### Aim of the exercise
Return all lines from the listing below in which the string "missiles" occurs.

━━━━━━

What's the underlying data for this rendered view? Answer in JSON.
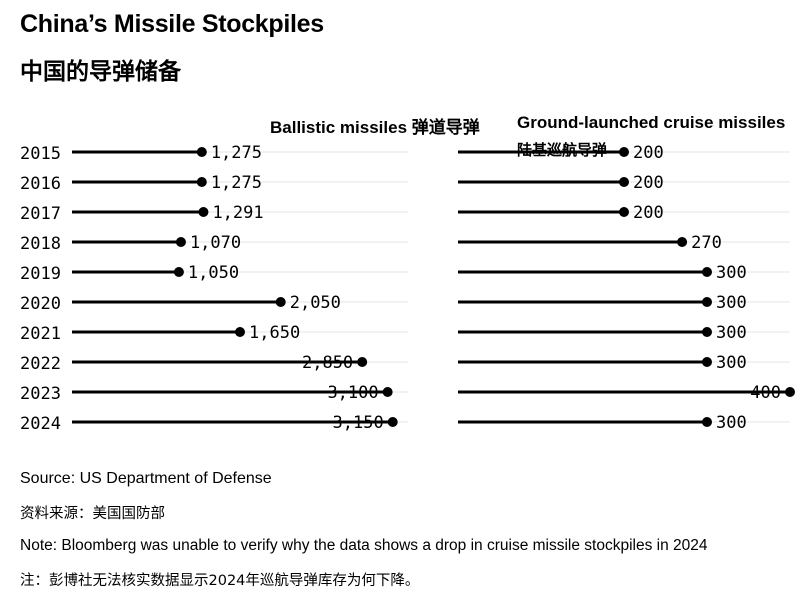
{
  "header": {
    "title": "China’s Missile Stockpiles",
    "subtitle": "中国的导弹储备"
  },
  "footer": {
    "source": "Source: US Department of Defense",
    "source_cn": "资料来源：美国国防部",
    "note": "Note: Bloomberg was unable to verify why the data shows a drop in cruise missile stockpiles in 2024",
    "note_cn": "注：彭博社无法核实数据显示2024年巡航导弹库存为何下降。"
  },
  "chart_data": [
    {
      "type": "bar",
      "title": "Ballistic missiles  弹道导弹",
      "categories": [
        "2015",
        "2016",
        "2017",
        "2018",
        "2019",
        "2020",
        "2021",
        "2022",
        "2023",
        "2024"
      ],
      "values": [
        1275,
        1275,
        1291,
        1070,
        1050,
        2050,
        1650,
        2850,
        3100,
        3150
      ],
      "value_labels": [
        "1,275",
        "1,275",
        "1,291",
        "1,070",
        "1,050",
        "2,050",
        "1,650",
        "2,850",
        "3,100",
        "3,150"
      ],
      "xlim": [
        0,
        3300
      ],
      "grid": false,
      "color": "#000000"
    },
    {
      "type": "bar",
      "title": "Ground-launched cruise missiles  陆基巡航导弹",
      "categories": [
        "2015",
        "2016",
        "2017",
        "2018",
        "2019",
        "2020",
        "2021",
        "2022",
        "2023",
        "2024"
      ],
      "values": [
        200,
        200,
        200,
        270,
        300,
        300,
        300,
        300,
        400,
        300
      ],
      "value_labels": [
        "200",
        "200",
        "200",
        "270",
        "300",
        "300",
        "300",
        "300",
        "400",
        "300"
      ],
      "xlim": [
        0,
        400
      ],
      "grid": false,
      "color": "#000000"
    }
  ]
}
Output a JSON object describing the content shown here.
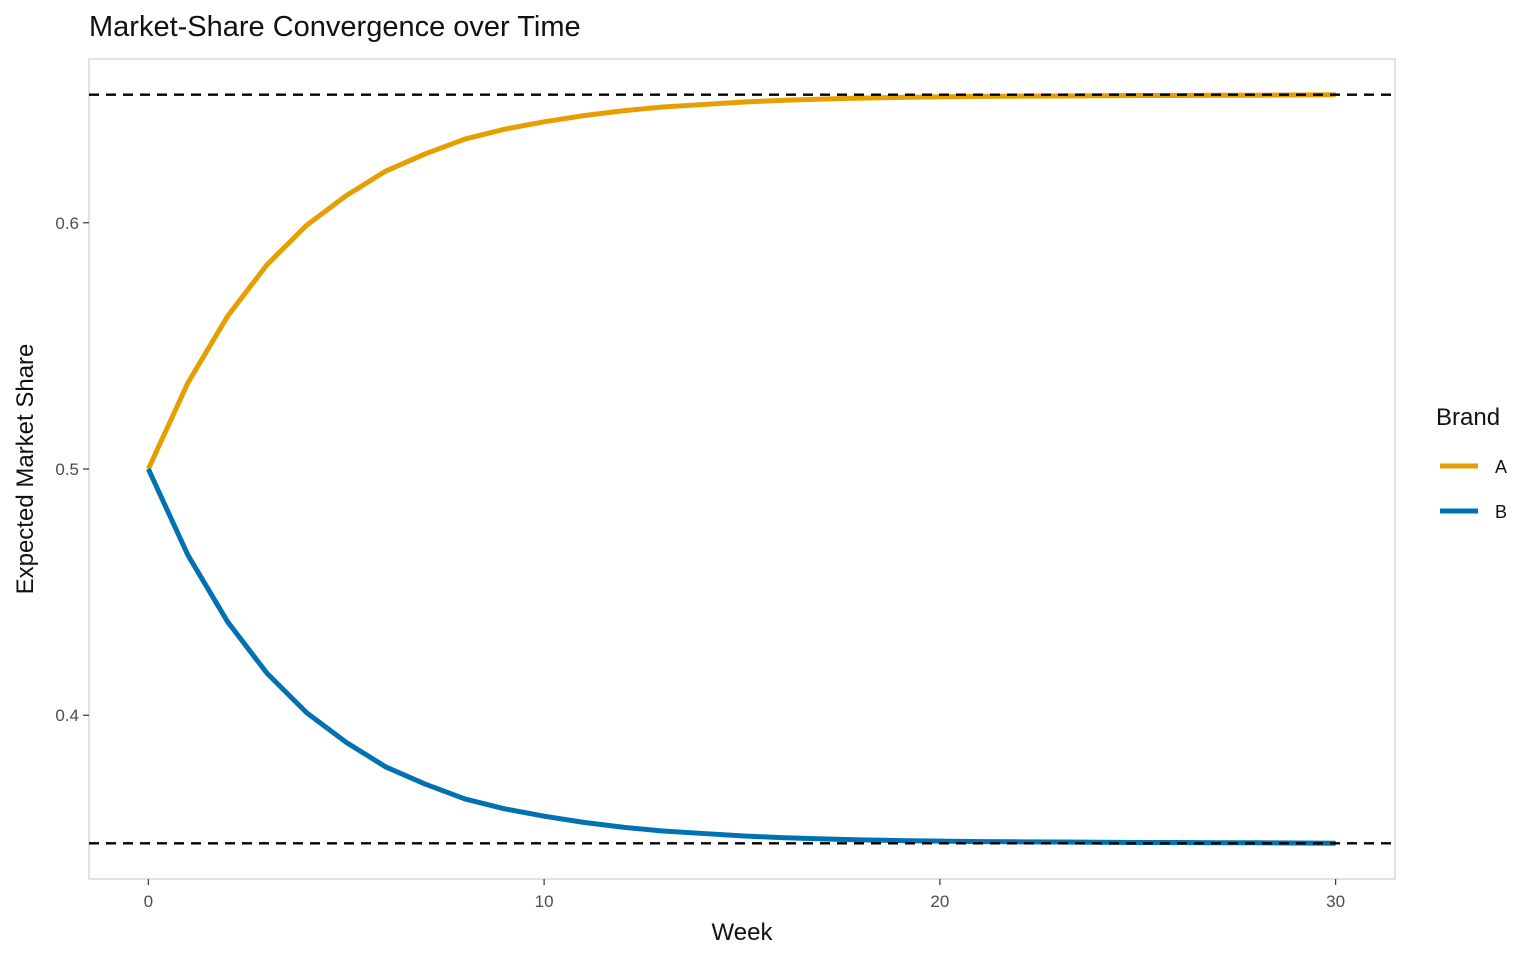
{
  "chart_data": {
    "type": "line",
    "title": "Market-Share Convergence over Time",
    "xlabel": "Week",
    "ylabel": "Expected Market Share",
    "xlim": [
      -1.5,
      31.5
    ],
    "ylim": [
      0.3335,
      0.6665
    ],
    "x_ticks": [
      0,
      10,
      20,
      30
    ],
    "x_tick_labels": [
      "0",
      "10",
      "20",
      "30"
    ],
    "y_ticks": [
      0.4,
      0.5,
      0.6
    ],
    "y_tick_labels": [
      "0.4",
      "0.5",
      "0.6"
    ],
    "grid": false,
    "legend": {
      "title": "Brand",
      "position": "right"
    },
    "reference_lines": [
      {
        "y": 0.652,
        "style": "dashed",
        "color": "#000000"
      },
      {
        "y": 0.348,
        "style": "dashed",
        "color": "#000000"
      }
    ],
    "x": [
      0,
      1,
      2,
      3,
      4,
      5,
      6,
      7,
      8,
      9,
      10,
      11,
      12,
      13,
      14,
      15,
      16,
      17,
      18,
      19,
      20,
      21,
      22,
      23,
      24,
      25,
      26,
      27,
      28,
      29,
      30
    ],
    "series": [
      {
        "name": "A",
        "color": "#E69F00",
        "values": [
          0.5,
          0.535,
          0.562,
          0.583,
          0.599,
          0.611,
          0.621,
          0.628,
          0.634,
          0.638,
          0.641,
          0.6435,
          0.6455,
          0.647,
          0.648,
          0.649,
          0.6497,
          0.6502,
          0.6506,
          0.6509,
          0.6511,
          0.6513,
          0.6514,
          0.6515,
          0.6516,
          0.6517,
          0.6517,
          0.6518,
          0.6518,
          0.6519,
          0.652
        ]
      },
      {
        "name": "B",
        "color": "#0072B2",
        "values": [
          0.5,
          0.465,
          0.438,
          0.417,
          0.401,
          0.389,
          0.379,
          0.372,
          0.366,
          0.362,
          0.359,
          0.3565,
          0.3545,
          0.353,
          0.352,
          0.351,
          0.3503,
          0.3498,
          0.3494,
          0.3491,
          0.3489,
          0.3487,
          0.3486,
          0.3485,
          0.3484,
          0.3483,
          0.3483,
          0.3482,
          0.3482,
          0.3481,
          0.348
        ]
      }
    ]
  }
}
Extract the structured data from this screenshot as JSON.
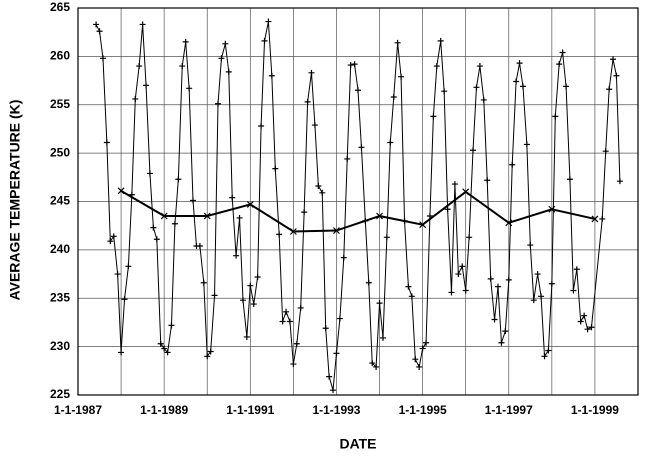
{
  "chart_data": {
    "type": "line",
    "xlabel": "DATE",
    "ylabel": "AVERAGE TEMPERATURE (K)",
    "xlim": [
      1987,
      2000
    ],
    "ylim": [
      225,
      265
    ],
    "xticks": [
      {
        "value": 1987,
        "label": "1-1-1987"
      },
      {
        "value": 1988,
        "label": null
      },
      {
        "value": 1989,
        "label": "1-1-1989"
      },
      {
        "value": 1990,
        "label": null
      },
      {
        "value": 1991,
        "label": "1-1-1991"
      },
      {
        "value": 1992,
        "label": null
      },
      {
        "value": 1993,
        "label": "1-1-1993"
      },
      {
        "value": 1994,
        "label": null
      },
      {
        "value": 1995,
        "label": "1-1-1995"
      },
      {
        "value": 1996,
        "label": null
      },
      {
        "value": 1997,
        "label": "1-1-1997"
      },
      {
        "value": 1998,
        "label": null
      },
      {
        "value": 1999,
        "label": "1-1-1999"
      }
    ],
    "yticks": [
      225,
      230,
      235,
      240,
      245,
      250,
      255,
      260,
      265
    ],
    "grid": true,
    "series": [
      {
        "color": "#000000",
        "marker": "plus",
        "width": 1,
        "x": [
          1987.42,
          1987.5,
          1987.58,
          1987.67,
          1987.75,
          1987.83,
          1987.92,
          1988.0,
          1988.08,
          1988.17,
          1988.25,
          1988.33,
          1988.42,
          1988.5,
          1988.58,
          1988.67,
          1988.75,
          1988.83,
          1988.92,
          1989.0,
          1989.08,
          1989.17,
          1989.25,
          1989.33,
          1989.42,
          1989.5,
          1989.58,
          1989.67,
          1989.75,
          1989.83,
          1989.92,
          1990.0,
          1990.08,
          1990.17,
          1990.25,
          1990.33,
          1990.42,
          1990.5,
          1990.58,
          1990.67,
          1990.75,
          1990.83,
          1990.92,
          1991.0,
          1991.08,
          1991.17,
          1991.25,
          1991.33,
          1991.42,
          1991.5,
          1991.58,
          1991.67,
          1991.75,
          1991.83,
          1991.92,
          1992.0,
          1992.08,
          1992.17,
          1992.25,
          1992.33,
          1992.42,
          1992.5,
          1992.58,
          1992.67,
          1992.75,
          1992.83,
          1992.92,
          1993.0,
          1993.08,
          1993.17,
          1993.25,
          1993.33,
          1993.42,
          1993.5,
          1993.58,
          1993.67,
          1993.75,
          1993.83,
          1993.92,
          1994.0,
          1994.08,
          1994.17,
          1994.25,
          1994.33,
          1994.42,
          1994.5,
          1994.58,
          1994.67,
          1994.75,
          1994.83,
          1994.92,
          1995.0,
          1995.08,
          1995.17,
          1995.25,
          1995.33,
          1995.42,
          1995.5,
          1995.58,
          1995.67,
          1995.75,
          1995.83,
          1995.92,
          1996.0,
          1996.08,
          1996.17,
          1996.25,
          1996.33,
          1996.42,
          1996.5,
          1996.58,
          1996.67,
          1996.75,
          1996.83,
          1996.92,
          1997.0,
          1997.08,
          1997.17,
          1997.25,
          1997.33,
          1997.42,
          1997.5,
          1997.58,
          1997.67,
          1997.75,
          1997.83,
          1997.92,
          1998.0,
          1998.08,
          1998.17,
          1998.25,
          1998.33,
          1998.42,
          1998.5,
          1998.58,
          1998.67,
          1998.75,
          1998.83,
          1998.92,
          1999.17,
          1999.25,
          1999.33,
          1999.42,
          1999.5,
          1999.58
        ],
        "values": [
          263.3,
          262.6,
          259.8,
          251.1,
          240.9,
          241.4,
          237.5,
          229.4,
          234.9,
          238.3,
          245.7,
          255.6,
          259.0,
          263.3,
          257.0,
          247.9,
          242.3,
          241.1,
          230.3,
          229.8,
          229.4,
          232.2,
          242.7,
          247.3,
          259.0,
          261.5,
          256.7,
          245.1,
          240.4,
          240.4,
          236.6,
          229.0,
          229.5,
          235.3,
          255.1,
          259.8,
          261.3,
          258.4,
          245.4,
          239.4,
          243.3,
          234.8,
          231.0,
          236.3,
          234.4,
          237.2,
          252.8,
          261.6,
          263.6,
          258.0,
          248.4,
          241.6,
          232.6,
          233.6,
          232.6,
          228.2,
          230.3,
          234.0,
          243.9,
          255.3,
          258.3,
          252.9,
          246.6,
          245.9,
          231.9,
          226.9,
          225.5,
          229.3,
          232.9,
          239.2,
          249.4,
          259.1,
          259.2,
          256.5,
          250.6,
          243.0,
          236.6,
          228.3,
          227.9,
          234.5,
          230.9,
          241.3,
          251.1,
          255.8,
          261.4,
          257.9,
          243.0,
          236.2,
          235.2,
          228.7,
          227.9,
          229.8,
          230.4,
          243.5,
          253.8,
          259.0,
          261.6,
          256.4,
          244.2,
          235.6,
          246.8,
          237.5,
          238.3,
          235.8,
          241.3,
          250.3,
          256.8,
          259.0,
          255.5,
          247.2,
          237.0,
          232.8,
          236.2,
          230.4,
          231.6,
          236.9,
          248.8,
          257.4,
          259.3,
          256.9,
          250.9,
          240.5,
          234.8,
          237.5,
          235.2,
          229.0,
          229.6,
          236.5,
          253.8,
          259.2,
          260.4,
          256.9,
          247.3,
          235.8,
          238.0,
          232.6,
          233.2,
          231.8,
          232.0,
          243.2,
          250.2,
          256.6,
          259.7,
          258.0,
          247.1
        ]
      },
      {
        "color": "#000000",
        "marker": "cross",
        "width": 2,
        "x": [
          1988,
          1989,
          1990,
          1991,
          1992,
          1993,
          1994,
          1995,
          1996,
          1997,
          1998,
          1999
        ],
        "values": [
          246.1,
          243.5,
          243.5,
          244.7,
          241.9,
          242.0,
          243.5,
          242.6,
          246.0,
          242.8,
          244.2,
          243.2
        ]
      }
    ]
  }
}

━━━━━━

### Exercise result
      "title": "Ballistic missiles  弹道导弹",
      "title": "Ground-launched cruise missiles  陆基巡航导弹",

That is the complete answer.